_Written problem_
Find the lines below that contain the word "Risk" and count them. Only the number should be given.

_Data for this exercise_
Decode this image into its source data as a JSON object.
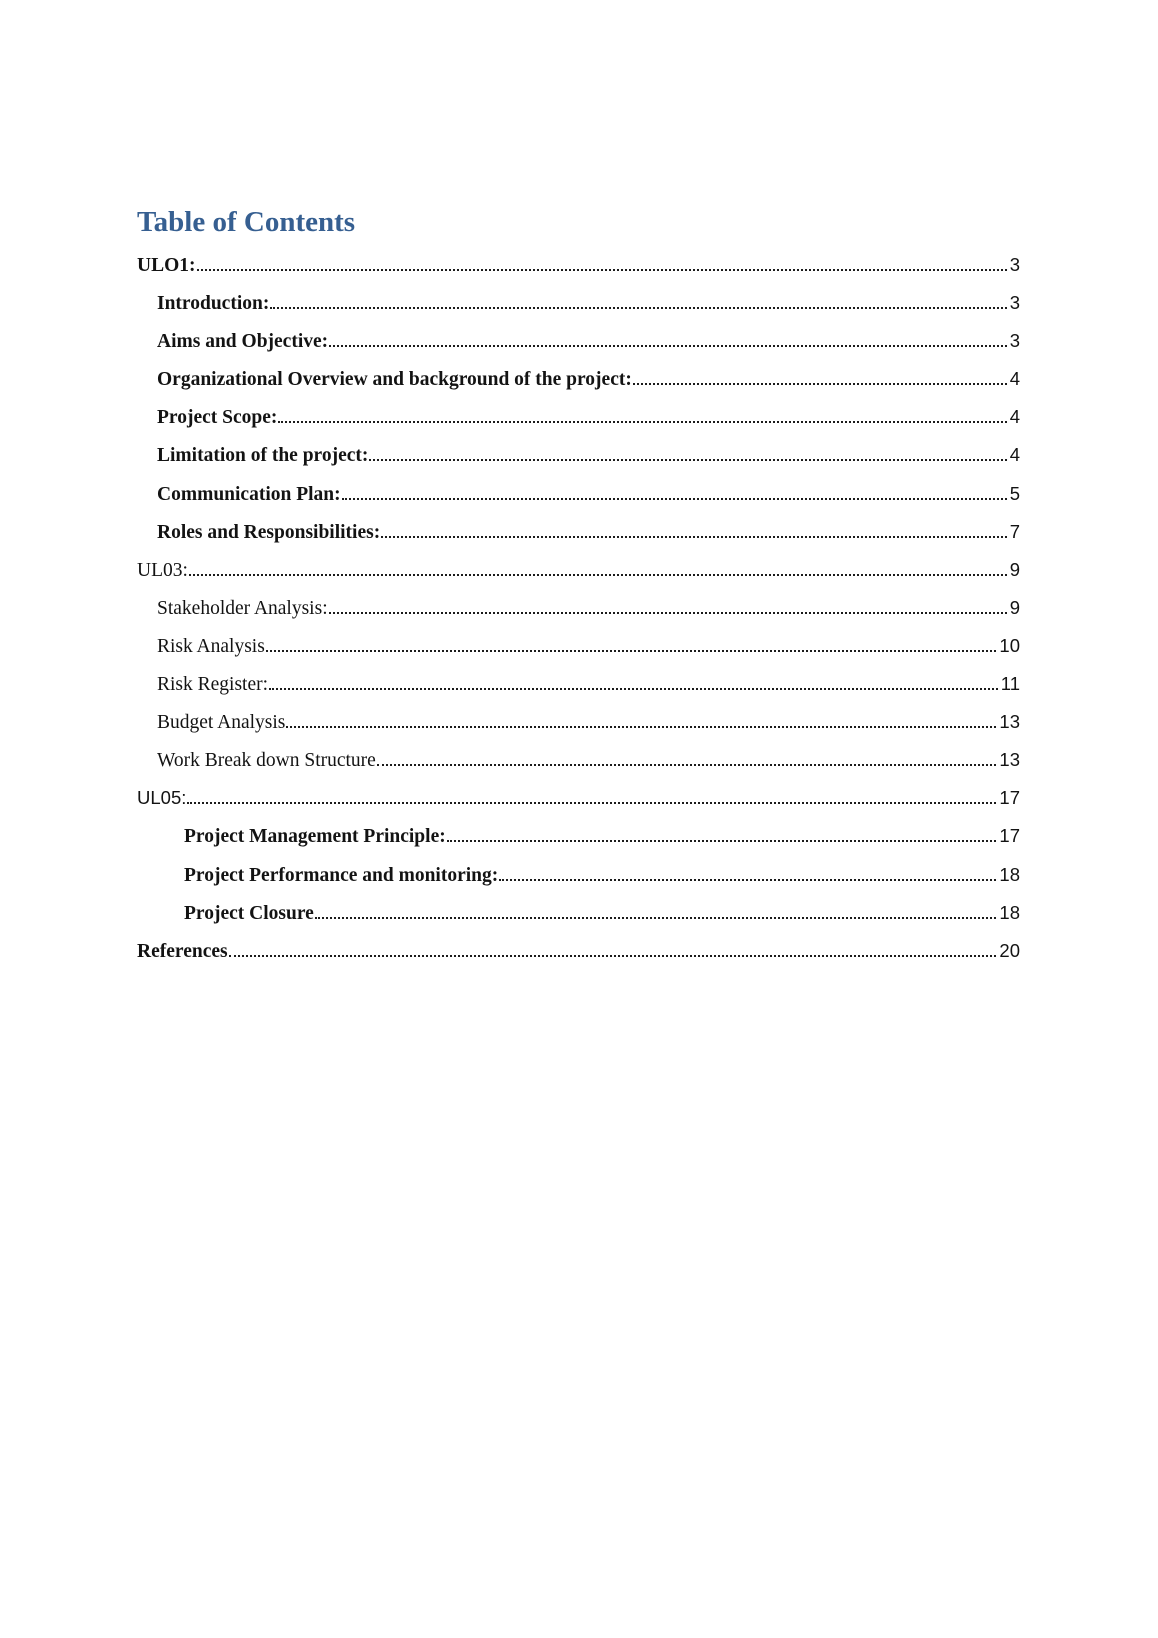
{
  "page": {
    "title": "Table of Contents",
    "title_color": "#365F91",
    "text_color": "#131313"
  },
  "toc": {
    "entries": [
      {
        "label": "ULO1:",
        "page": "3",
        "level": 0,
        "style": "bold-serif"
      },
      {
        "label": "Introduction:",
        "page": "3",
        "level": 1,
        "style": "bold-serif"
      },
      {
        "label": "Aims and Objective:",
        "page": "3",
        "level": 1,
        "style": "bold-serif"
      },
      {
        "label": "Organizational Overview and background of the project:",
        "page": "4",
        "level": 1,
        "style": "bold-serif"
      },
      {
        "label": "Project Scope:",
        "page": "4",
        "level": 1,
        "style": "bold-serif"
      },
      {
        "label": "Limitation of the project:",
        "page": "4",
        "level": 1,
        "style": "bold-serif"
      },
      {
        "label": "Communication Plan:",
        "page": "5",
        "level": 1,
        "style": "bold-serif"
      },
      {
        "label": "Roles and Responsibilities:",
        "page": "7",
        "level": 1,
        "style": "bold-serif"
      },
      {
        "label": "UL03:",
        "page": "9",
        "level": 0,
        "style": "serif"
      },
      {
        "label": "Stakeholder Analysis:",
        "page": "9",
        "level": 1,
        "style": "serif"
      },
      {
        "label": "Risk Analysis",
        "page": "10",
        "level": 1,
        "style": "serif"
      },
      {
        "label": "Risk Register:",
        "page": "11",
        "level": 1,
        "style": "serif"
      },
      {
        "label": "Budget Analysis",
        "page": "13",
        "level": 1,
        "style": "serif"
      },
      {
        "label": "Work Break down Structure",
        "page": "13",
        "level": 1,
        "style": "serif"
      },
      {
        "label": "UL05:",
        "page": "17",
        "level": 0,
        "style": "sans"
      },
      {
        "label": "Project Management Principle:",
        "page": "17",
        "level": 2,
        "style": "bold-serif"
      },
      {
        "label": "Project Performance and monitoring:",
        "page": "18",
        "level": 2,
        "style": "bold-serif"
      },
      {
        "label": "Project Closure",
        "page": "18",
        "level": 2,
        "style": "bold-serif"
      },
      {
        "label": "References",
        "page": "20",
        "level": 0,
        "style": "bold-serif"
      }
    ]
  }
}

_Written answer_
2